▶ WHAT TO WORK ON:
Work through the listing below and count the lines that hold "this". Answer with the number alone.

▶ Part of a data file:
—————

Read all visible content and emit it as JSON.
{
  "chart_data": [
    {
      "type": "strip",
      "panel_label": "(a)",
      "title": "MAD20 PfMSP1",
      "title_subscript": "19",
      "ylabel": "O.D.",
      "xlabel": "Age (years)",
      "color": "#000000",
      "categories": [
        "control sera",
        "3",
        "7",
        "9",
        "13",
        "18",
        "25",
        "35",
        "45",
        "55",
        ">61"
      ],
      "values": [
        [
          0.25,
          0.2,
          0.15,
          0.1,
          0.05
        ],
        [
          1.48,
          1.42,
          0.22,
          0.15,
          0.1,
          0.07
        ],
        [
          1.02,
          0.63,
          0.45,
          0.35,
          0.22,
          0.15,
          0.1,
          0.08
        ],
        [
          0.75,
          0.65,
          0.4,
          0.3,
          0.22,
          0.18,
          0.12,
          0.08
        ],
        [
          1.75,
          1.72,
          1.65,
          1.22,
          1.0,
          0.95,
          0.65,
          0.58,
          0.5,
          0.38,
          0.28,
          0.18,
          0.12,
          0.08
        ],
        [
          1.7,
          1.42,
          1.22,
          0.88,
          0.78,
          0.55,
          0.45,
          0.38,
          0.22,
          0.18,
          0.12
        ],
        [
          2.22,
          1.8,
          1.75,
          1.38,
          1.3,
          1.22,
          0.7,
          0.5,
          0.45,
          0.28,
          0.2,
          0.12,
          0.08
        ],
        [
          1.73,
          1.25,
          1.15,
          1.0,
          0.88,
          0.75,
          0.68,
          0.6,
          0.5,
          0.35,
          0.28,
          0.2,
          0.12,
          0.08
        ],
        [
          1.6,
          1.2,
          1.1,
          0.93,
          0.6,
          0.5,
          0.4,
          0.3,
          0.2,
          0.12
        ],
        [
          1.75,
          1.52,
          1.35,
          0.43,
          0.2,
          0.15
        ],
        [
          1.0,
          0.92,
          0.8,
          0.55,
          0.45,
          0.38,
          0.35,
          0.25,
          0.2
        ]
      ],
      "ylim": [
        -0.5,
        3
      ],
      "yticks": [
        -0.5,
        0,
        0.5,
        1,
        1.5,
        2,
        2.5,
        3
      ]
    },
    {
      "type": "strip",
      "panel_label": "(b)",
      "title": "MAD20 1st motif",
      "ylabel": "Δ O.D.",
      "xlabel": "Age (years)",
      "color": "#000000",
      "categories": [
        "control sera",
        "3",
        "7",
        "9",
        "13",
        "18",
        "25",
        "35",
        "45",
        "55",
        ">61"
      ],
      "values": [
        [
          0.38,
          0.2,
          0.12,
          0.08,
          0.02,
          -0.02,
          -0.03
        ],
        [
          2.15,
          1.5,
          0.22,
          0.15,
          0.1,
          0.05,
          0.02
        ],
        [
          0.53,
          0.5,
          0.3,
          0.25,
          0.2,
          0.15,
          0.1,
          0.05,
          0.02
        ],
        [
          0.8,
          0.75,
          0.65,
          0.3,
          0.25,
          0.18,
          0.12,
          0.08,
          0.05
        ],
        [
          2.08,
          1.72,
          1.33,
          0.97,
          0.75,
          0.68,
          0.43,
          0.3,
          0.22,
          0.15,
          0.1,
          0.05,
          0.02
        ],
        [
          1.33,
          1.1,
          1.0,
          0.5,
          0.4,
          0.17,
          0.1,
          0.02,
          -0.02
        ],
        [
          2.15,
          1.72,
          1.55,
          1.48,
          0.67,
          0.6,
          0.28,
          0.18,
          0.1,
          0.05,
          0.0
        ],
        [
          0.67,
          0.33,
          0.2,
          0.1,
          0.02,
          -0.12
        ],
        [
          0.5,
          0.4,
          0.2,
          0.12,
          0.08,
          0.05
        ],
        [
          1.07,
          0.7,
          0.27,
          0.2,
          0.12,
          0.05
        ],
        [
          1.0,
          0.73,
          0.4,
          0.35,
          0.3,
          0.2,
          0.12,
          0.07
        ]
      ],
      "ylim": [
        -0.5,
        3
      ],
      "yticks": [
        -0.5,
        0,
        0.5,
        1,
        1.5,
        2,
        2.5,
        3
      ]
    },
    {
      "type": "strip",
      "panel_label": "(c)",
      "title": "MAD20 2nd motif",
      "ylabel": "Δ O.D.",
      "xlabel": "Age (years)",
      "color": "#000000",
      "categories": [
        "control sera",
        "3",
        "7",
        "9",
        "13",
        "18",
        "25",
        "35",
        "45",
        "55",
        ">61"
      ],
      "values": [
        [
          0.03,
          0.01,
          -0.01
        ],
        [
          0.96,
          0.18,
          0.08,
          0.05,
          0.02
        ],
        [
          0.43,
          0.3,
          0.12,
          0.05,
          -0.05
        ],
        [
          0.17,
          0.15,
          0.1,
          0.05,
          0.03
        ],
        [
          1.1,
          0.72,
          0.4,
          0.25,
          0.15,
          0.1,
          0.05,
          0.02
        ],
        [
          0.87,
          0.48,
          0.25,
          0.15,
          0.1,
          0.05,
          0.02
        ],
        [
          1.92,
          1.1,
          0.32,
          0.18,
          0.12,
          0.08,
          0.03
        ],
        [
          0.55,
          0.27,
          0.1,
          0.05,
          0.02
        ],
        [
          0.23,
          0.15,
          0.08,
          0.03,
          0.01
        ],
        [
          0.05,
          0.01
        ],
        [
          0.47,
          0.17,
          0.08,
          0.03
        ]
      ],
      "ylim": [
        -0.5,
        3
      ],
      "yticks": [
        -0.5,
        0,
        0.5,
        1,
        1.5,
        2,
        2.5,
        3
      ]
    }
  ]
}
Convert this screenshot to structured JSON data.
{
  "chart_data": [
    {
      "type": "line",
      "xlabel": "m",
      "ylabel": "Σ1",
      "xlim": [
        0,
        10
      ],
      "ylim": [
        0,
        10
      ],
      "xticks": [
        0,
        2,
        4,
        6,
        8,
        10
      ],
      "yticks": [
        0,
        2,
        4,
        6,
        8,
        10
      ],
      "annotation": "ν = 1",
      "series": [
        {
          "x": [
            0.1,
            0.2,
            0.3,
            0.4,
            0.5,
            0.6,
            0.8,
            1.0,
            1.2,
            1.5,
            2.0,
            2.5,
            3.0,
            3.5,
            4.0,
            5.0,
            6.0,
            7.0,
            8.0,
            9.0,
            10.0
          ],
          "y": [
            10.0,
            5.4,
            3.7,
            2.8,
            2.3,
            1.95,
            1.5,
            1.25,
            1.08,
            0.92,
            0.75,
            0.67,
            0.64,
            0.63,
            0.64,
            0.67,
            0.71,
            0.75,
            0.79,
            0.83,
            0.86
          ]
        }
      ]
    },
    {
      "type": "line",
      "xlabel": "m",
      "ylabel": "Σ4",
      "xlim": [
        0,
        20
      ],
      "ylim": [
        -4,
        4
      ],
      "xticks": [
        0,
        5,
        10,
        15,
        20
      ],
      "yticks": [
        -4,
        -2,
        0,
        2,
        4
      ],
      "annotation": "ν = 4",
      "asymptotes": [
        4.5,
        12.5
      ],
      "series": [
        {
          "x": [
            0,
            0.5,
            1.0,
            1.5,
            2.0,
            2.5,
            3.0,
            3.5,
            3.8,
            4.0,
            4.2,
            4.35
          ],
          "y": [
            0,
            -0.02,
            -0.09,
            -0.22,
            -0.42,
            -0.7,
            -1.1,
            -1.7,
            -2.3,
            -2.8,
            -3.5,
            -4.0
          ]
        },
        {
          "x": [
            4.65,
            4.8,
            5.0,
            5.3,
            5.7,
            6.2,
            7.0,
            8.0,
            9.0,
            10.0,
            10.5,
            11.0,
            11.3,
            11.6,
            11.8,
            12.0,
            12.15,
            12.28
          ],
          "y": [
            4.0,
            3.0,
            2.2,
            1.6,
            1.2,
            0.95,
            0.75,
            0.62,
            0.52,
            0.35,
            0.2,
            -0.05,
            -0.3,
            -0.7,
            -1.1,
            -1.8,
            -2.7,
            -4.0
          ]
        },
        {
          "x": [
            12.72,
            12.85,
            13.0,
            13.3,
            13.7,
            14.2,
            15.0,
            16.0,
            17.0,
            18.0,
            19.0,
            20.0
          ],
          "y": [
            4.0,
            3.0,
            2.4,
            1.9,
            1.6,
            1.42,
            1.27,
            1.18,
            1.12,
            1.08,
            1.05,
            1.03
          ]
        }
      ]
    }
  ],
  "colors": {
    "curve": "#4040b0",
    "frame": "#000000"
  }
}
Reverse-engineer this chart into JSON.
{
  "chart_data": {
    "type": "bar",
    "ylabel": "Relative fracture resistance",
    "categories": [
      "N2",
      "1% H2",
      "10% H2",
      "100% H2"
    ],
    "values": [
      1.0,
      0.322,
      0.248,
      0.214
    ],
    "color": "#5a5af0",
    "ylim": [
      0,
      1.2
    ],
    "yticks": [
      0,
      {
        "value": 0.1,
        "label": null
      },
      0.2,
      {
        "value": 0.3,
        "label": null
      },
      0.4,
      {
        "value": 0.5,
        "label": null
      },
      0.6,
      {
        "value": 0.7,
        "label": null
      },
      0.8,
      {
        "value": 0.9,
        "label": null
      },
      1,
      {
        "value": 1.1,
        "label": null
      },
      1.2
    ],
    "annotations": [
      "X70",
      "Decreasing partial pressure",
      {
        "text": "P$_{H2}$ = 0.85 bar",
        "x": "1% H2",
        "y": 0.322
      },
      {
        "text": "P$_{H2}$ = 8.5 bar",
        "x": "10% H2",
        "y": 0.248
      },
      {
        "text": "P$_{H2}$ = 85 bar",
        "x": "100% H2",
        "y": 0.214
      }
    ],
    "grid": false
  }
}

—————

▶ COMPLETE ANSWER:
2